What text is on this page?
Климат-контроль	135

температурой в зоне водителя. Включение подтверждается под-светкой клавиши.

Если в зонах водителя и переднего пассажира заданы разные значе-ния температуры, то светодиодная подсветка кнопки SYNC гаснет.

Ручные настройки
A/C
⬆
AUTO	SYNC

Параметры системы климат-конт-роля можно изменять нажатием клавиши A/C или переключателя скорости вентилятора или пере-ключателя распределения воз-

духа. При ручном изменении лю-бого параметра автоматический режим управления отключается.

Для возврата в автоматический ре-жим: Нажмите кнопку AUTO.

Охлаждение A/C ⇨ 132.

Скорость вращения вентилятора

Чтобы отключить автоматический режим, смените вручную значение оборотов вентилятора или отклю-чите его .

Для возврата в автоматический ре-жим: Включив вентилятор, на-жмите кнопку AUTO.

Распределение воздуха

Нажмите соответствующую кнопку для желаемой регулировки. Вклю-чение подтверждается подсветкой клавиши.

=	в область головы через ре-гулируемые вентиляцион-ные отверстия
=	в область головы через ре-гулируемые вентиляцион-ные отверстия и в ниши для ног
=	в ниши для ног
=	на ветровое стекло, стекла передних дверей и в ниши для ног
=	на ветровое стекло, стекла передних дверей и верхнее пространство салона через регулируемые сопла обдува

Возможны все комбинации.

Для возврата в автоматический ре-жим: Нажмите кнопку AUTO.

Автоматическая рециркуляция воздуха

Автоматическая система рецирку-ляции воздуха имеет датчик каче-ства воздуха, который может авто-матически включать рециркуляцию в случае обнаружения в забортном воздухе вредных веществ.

================

Task requirements: Copy every line of the material, please, keeping it exactly the same.

Output of the task:
What text is on this page?
Климат-контроль	135

температурой в зоне водителя. Включение подтверждается под-светкой клавиши.

Если в зонах водителя и переднего пассажира заданы разные значе-ния температуры, то светодиодная подсветка кнопки SYNC гаснет.

Ручные настройки
A/C
⬆
AUTO	SYNC

Параметры системы климат-конт-роля можно изменять нажатием клавиши A/C или переключателя скорости вентилятора или пере-ключателя распределения воз-

духа. При ручном изменении лю-бого параметра автоматический режим управления отключается.

Для возврата в автоматический ре-жим: Нажмите кнопку AUTO.

Охлаждение A/C ⇨ 132.

Скорость вращения вентилятора

Чтобы отключить автоматический режим, смените вручную значение оборотов вентилятора или отклю-чите его .

Для возврата в автоматический ре-жим: Включив вентилятор, на-жмите кнопку AUTO.

Распределение воздуха

Нажмите соответствующую кнопку для желаемой регулировки. Вклю-чение подтверждается подсветкой клавиши.

=	в область головы через ре-гулируемые вентиляцион-ные отверстия
=	в область головы через ре-гулируемые вентиляцион-ные отверстия и в ниши для ног
=	в ниши для ног
=	на ветровое стекло, стекла передних дверей и в ниши для ног
=	на ветровое стекло, стекла передних дверей и верхнее пространство салона через регулируемые сопла обдува

Возможны все комбинации.

Для возврата в автоматический ре-жим: Нажмите кнопку AUTO.

Автоматическая рециркуляция воздуха

Автоматическая система рецирку-ляции воздуха имеет датчик каче-ства воздуха, который может авто-матически включать рециркуляцию в случае обнаружения в забортном воздухе вредных веществ.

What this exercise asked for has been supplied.